◆ **Set problem A**
In the listing, substitute "grid-cell" for every occurrence of "sudoku-cell" in the lines between the line holding "- sudoku-cell[interactable]: 8: [299, 555, 351, 605]" and the line holding "- sudoku-cell[interactable]: 9: [144, 457, 197, 507]", inclusive, and leave everything else unchanged. Return only those lines.

In [1]:
import os
import pandas as pd
import numpy as np
from enum import Enum
import itertools

In [2]:
import nltk
nltk.download('punkt', download_dir='/run/media/root/Windows/Users/agnes/tmp')

[nltk_data] Downloading package punkt to
[nltk_data]     /run/media/root/Windows/Users/agnes/tmp...
[nltk_data]   Package punkt is already up-to-date!


True

In [3]:
data_dir = '/run/media/root/Windows/Users/agnes/Downloads/data/msmarco'

In [4]:
# split train(+dev)/test:

# test is same format as here
# train(+dev) is: 

# 1
# - only "original" documents
# - split the 'doc' content, in sentences
# - all sentences from positive doc, will be labeled as positive
# - all sentences from negative doc, will be labeled as negative
# (optionally) duplicate positive examples so that there are enough

# 2 (for entire doc-encoding)
# - only "original" documents
# (optionally) duplicate positive examples so that there are enough

# output type can be as follows:
# normal:   qid, query, rel, doc
# triplet:  qid, query, doc_negative, doc_positive


In [5]:
class DocType(Enum):
    sentence = 0
    entire_doc = 1  

class LossType(Enum):
    regression = 0
    triplet = 1
    

In [6]:
def get_combis_sentences(qid, query_sentences, docs_sentences, rel_label):
    new_query_df = pd.DataFrame(columns=['qid', 'sent_1', 'rel', 'sent_2'])
    for k in itertools.product(query_sentences, docs_sentences):
        sent_1 = k[0]
        for sent_2 in k[1]:
            new_query_df = new_query_df.append({'qid': qid, 'sent_1': sent_1, 
                                               'sent_2': sent_2, 'rel': rel_label}, 
                                               ignore_index=True)
    return new_query_df


def get_combis_docs(qid, query, docs, rel_label):
    new_query_df = pd.DataFrame(columns=['qid', 'sent_1', 'rel', 'sent_2'])
    for doc in docs:
        new_query_df = new_query_df.append({'qid': qid, 'sent_1': query, 
                                            'sent_2': doc, 'rel': rel_label}, 
                                           ignore_index=True)    
    return new_query_df


def make_triplets(qid, query, positives, negatives):
    
    new_query_df = pd.DataFrame(columns=['qid', 'query', 'doc_positive', 'doc_negative'])

(Records from a dataset)

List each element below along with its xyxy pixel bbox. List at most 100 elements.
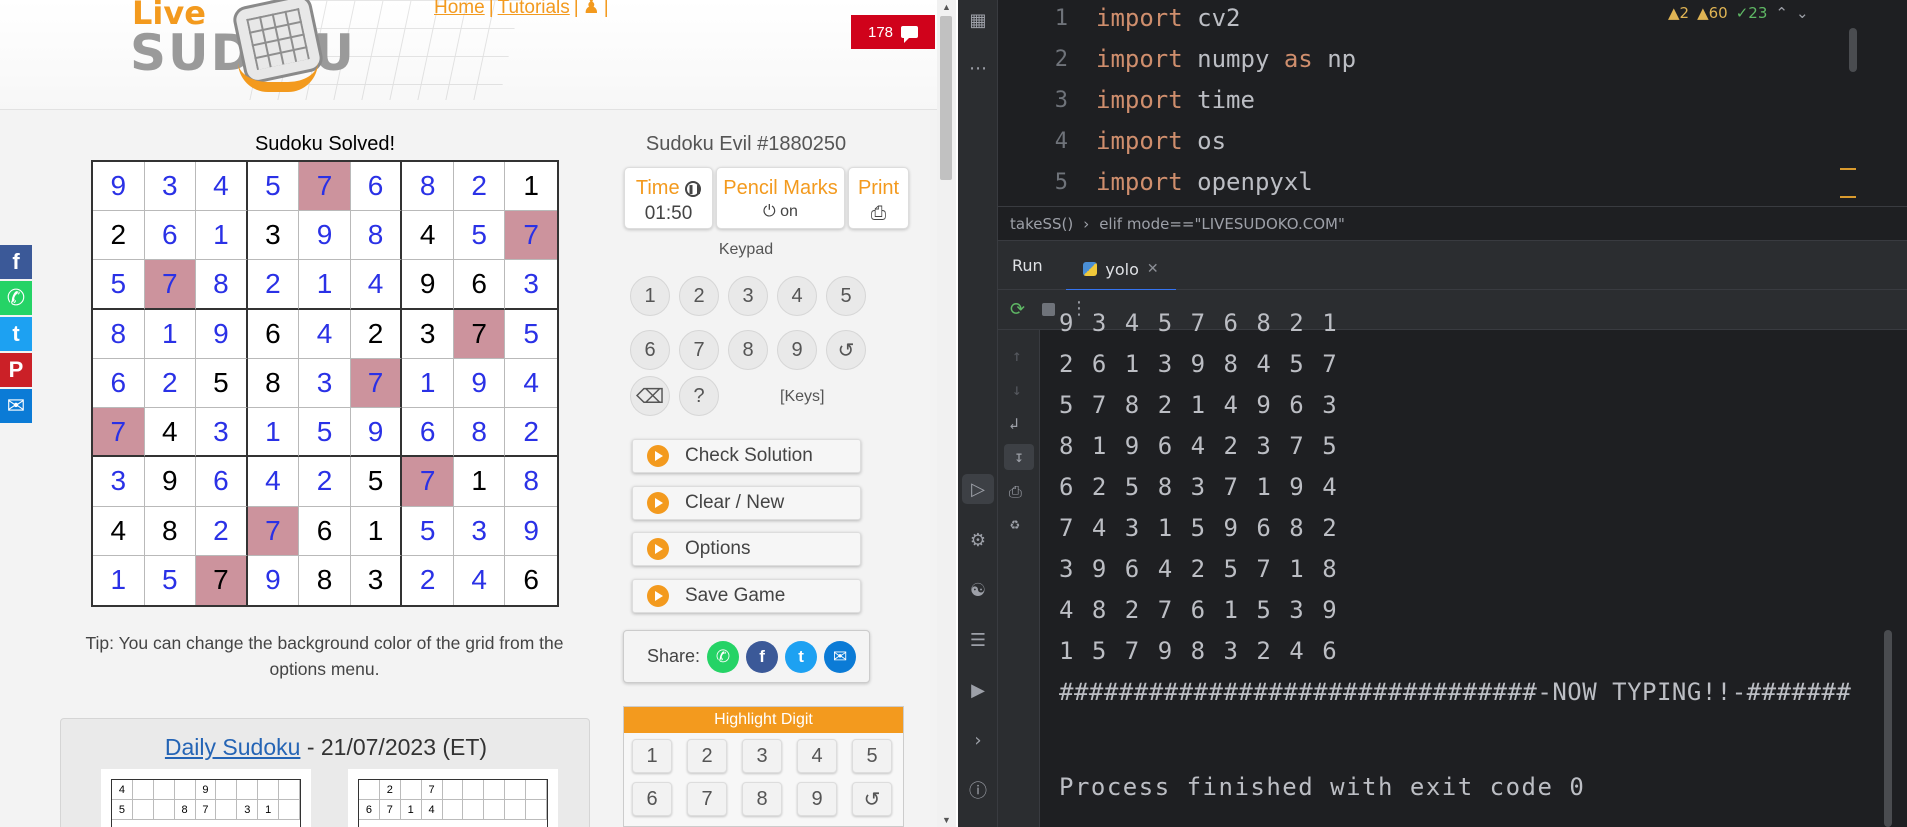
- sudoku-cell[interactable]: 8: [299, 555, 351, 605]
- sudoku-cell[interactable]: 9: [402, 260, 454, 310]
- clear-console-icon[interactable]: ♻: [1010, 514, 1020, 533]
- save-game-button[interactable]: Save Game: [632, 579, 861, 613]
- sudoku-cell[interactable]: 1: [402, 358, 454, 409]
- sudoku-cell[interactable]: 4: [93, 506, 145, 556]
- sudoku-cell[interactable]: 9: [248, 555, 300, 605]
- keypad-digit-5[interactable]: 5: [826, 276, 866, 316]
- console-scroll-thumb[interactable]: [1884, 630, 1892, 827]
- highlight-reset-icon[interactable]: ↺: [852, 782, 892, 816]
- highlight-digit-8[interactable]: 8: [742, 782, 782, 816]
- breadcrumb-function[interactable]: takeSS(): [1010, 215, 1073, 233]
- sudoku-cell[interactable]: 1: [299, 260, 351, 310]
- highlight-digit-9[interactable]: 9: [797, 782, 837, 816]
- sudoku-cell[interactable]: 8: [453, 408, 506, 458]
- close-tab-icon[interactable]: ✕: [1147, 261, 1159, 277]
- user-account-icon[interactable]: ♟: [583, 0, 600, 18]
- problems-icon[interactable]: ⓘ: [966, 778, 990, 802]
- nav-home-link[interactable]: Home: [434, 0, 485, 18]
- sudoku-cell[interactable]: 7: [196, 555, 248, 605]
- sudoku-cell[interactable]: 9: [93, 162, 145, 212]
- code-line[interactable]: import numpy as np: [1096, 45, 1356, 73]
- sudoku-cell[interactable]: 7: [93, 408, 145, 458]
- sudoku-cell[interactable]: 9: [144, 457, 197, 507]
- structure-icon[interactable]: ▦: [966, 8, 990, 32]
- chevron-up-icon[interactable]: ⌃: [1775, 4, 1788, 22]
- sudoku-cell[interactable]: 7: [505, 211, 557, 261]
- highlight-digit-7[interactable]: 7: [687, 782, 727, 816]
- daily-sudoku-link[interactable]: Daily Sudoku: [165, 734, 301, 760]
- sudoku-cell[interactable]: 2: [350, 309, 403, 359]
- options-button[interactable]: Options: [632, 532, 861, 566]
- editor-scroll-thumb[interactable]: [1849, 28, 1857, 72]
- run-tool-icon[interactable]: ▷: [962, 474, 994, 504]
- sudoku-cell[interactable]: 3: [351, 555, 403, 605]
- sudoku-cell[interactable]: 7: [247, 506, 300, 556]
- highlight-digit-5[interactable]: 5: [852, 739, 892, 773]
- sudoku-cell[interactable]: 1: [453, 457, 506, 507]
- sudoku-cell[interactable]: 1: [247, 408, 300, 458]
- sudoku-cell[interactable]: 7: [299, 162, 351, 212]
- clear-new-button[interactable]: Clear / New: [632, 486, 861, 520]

◆ **Set problem B**
Reproduce the part of the notebook excerpt between "# test is same" and "(for entire doc-encoding)", inclusive.

◆ **Correct result A**
- grid-cell[interactable]: 8: [299, 555, 351, 605]
- grid-cell[interactable]: 9: [402, 260, 454, 310]
- clear-console-icon[interactable]: ♻: [1010, 514, 1020, 533]
- save-game-button[interactable]: Save Game: [632, 579, 861, 613]
- grid-cell[interactable]: 1: [402, 358, 454, 409]
- grid-cell[interactable]: 4: [93, 506, 145, 556]
- grid-cell[interactable]: 9: [248, 555, 300, 605]
- keypad-digit-5[interactable]: 5: [826, 276, 866, 316]
- console-scroll-thumb[interactable]: [1884, 630, 1892, 827]
- highlight-reset-icon[interactable]: ↺: [852, 782, 892, 816]
- highlight-digit-8[interactable]: 8: [742, 782, 782, 816]
- breadcrumb-function[interactable]: takeSS(): [1010, 215, 1073, 233]
- grid-cell[interactable]: 1: [299, 260, 351, 310]
- highlight-digit-9[interactable]: 9: [797, 782, 837, 816]
- grid-cell[interactable]: 8: [453, 408, 506, 458]
- close-tab-icon[interactable]: ✕: [1147, 261, 1159, 277]
- user-account-icon[interactable]: ♟: [583, 0, 600, 18]
- problems-icon[interactable]: ⓘ: [966, 778, 990, 802]
- nav-home-link[interactable]: Home: [434, 0, 485, 18]
- grid-cell[interactable]: 7: [196, 555, 248, 605]
- grid-cell[interactable]: 9: [93, 162, 145, 212]
- code-line[interactable]: import numpy as np: [1096, 45, 1356, 73]
- grid-cell[interactable]: 7: [93, 408, 145, 458]
- grid-cell[interactable]: 9: [144, 457, 197, 507]

◆ **Correct result B**
# test is same format as here
# train(+dev) is: 

# 1
# - only "original" documents
# - split the 'doc' content, in sentences
# - all sentences from positive doc, will be labeled as positive
# - all sentences from negative doc, will be labeled as negative
# (optionally) duplicate positive examples so that there are enough

# 2 (for entire doc-encoding)